◆ Exercise brief: Transcribe all records exactly.

----

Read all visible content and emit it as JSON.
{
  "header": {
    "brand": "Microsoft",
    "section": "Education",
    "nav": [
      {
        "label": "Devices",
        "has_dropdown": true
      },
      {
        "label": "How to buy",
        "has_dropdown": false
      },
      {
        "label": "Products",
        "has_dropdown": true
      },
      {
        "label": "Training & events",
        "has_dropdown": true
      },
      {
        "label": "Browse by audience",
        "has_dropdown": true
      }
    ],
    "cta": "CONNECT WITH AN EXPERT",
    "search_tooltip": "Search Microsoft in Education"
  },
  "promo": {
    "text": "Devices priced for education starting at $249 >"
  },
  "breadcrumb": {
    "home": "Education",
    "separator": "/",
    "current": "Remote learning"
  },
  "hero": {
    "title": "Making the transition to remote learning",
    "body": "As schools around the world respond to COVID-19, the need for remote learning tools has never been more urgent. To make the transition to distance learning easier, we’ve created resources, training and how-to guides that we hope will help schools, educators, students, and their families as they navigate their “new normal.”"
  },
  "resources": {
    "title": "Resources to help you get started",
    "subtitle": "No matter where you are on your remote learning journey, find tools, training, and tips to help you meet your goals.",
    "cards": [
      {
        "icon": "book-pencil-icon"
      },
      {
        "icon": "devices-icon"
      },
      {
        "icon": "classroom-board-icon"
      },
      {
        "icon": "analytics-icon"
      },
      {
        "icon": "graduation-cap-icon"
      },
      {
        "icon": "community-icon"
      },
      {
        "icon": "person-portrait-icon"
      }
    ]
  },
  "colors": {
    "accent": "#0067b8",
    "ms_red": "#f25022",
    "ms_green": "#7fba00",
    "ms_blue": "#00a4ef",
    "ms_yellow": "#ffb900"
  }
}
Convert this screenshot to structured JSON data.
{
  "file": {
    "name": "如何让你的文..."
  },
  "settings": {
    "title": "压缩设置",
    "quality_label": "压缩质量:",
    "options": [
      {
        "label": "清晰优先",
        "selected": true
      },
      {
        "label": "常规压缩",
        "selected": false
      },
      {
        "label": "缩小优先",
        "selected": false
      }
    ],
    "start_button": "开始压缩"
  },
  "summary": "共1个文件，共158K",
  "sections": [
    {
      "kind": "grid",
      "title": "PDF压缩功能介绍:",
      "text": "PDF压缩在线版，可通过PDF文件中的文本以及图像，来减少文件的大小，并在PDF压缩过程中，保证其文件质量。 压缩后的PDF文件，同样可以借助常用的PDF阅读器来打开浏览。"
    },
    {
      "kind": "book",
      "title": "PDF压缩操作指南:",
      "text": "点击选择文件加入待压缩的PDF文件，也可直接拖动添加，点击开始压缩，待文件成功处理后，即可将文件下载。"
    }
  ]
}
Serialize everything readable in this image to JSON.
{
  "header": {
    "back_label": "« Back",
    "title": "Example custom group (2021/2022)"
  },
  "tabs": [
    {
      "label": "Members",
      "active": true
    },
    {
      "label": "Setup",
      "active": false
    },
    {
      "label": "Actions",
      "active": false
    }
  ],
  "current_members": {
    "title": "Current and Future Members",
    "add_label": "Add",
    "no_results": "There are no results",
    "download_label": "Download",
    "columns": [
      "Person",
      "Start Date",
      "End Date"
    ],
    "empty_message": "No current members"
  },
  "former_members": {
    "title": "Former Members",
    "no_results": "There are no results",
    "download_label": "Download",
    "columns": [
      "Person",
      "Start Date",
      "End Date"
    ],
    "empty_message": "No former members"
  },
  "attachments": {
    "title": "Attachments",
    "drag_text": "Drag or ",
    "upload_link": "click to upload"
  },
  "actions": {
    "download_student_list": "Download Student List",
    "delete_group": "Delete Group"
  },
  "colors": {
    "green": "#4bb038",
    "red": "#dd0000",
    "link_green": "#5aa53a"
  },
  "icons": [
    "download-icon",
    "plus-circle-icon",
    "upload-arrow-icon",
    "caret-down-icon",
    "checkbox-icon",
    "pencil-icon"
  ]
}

----

◆ Solution for this task:
Read all visible content and emit it as JSON.
{
  "header": {
    "brand": "Microsoft",
    "section": "Education",
    "nav": [
      {
        "label": "Devices",
        "has_dropdown": true
      },
      {
        "label": "How to buy",
        "has_dropdown": false
      },
      {
        "label": "Products",
        "has_dropdown": true
      },
      {
        "label": "Training & events",
        "has_dropdown": true
      },
      {
        "label": "Browse by audience",
        "has_dropdown": true
      }
    ],
    "cta": "CONNECT WITH AN EXPERT",
    "search_tooltip": "Search Microsoft in Education"
  },
  "promo": {
    "text": "Devices priced for education starting at $249 >"
  },
  "breadcrumb": {
    "home": "Education",
    "separator": "/",
    "current": "Remote learning"
  },
  "hero": {
    "title": "Making the transition to remote learning",
    "body": "As schools around the world respond to COVID-19, the need for remote learning tools has never been more urgent. To make the transition to distance learning easier, we’ve created resources, training and how-to guides that we hope will help schools, educators, students, and their families as they navigate their “new normal.”"
  },
  "resources": {
    "title": "Resources to help you get started",
    "subtitle": "No matter where you are on your remote learning journey, find tools, training, and tips to help you meet your goals.",
    "cards": [
      {
        "icon": "book-pencil-icon"
      },
      {
        "icon": "devices-icon"
      },
      {
        "icon": "classroom-board-icon"
      },
      {
        "icon": "analytics-icon"
      },
      {
        "icon": "graduation-cap-icon"
      },
      {
        "icon": "community-icon"
      },
      {
        "icon": "person-portrait-icon"
      }
    ]
  },
  "colors": {
    "accent": "#0067b8",
    "ms_red": "#f25022",
    "ms_green": "#7fba00",
    "ms_blue": "#00a4ef",
    "ms_yellow": "#ffb900"
  }
}
Convert this screenshot to structured JSON data.
{
  "file": {
    "name": "如何让你的文..."
  },
  "settings": {
    "title": "压缩设置",
    "quality_label": "压缩质量:",
    "options": [
      {
        "label": "清晰优先",
        "selected": true
      },
      {
        "label": "常规压缩",
        "selected": false
      },
      {
        "label": "缩小优先",
        "selected": false
      }
    ],
    "start_button": "开始压缩"
  },
  "summary": "共1个文件，共158K",
  "sections": [
    {
      "kind": "grid",
      "title": "PDF压缩功能介绍:",
      "text": "PDF压缩在线版，可通过PDF文件中的文本以及图像，来减少文件的大小，并在PDF压缩过程中，保证其文件质量。 压缩后的PDF文件，同样可以借助常用的PDF阅读器来打开浏览。"
    },
    {
      "kind": "book",
      "title": "PDF压缩操作指南:",
      "text": "点击选择文件加入待压缩的PDF文件，也可直接拖动添加，点击开始压缩，待文件成功处理后，即可将文件下载。"
    }
  ]
}
Serialize everything readable in this image to JSON.
{
  "header": {
    "back_label": "« Back",
    "title": "Example custom group (2021/2022)"
  },
  "tabs": [
    {
      "label": "Members",
      "active": true
    },
    {
      "label": "Setup",
      "active": false
    },
    {
      "label": "Actions",
      "active": false
    }
  ],
  "current_members": {
    "title": "Current and Future Members",
    "add_label": "Add",
    "no_results": "There are no results",
    "download_label": "Download",
    "columns": [
      "Person",
      "Start Date",
      "End Date"
    ],
    "empty_message": "No current members"
  },
  "former_members": {
    "title": "Former Members",
    "no_results": "There are no results",
    "download_label": "Download",
    "columns": [
      "Person",
      "Start Date",
      "End Date"
    ],
    "empty_message": "No former members"
  },
  "attachments": {
    "title": "Attachments",
    "drag_text": "Drag or ",
    "upload_link": "click to upload"
  },
  "actions": {
    "download_student_list": "Download Student List",
    "delete_group": "Delete Group"
  },
  "colors": {
    "green": "#4bb038",
    "red": "#dd0000",
    "link_green": "#5aa53a"
  },
  "icons": [
    "download-icon",
    "plus-circle-icon",
    "upload-arrow-icon",
    "caret-down-icon",
    "checkbox-icon",
    "pencil-icon"
  ]
}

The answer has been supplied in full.